* What the task asks
In the listing below, locate the lines that hold "China" and copy them.
start Record excerpts
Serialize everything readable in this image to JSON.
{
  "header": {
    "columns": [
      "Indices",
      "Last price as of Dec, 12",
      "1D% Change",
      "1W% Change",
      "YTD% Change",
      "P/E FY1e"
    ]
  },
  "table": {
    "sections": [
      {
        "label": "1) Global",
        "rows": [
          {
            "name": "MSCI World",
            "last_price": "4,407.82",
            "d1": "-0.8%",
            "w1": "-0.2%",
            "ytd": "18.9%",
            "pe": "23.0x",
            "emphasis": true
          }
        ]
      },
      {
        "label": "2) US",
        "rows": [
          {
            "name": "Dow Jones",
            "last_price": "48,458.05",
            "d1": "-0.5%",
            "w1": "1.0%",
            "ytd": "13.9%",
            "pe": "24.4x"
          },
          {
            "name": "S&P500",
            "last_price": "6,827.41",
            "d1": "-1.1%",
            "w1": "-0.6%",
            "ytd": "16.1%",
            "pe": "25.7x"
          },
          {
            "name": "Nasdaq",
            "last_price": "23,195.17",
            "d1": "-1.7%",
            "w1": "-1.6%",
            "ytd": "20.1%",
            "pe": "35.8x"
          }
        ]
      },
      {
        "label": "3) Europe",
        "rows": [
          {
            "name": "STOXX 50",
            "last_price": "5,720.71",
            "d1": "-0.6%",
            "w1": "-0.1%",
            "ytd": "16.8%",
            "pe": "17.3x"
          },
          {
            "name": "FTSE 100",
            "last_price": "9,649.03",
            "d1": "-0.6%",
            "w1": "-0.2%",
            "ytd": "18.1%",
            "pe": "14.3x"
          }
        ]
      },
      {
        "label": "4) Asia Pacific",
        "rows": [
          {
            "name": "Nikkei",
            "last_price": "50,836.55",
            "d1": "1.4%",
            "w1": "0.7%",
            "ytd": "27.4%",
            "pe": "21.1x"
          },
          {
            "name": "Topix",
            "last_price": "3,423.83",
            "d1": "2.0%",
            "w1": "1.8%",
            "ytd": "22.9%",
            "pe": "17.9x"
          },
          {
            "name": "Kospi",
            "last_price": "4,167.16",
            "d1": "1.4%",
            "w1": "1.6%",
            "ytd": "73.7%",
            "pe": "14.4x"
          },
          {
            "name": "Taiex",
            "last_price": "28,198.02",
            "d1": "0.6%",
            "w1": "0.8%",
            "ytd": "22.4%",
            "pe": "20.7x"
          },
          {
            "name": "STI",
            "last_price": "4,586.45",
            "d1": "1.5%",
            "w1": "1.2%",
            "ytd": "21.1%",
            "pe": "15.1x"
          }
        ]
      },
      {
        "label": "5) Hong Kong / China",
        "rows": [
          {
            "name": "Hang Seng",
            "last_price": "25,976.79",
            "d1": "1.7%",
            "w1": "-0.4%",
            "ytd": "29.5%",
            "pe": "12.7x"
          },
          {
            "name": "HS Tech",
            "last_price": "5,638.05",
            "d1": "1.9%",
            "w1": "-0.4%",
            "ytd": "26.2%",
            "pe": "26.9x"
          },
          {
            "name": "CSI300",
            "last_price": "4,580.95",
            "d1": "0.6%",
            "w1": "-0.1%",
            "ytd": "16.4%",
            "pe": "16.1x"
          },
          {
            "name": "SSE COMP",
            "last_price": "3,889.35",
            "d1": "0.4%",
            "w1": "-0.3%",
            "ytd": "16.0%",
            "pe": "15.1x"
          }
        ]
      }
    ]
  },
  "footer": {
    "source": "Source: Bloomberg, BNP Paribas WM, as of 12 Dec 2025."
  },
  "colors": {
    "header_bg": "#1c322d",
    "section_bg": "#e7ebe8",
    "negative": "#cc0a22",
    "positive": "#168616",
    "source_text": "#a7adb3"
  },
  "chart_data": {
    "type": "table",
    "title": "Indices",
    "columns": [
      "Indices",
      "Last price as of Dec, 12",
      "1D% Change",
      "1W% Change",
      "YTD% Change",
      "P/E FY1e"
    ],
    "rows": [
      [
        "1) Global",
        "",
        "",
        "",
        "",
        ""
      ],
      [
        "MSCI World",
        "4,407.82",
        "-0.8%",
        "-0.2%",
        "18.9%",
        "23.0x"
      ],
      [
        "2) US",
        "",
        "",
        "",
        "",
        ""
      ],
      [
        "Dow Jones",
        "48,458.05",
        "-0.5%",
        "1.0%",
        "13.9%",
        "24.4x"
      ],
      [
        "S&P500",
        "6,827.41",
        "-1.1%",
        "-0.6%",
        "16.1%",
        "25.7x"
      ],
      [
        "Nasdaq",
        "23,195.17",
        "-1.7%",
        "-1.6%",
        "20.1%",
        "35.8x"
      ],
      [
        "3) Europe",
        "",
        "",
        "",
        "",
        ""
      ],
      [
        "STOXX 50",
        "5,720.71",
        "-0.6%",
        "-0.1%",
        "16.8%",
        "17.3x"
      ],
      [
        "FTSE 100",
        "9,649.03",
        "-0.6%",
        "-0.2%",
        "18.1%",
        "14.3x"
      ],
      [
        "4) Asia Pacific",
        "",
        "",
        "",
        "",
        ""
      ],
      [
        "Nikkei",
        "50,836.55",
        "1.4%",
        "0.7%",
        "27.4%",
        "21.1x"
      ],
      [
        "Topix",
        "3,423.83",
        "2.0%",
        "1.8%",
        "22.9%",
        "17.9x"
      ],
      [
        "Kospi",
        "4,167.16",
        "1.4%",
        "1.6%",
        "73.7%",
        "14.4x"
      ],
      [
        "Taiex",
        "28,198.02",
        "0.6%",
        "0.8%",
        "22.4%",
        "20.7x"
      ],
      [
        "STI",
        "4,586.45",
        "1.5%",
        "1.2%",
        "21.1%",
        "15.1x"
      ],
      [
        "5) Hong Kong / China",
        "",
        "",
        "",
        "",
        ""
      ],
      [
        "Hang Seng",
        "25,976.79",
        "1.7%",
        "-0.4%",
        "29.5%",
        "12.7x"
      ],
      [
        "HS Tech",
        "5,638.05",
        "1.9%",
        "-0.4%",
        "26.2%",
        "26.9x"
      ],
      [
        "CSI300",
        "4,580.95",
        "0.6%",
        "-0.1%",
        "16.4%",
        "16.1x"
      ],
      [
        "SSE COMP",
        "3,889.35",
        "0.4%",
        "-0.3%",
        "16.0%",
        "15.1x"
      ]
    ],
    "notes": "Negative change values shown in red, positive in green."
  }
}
end Record excerpts
* Solution to this exercise
        "label": "5) Hong Kong / China",
        "5) Hong Kong / China",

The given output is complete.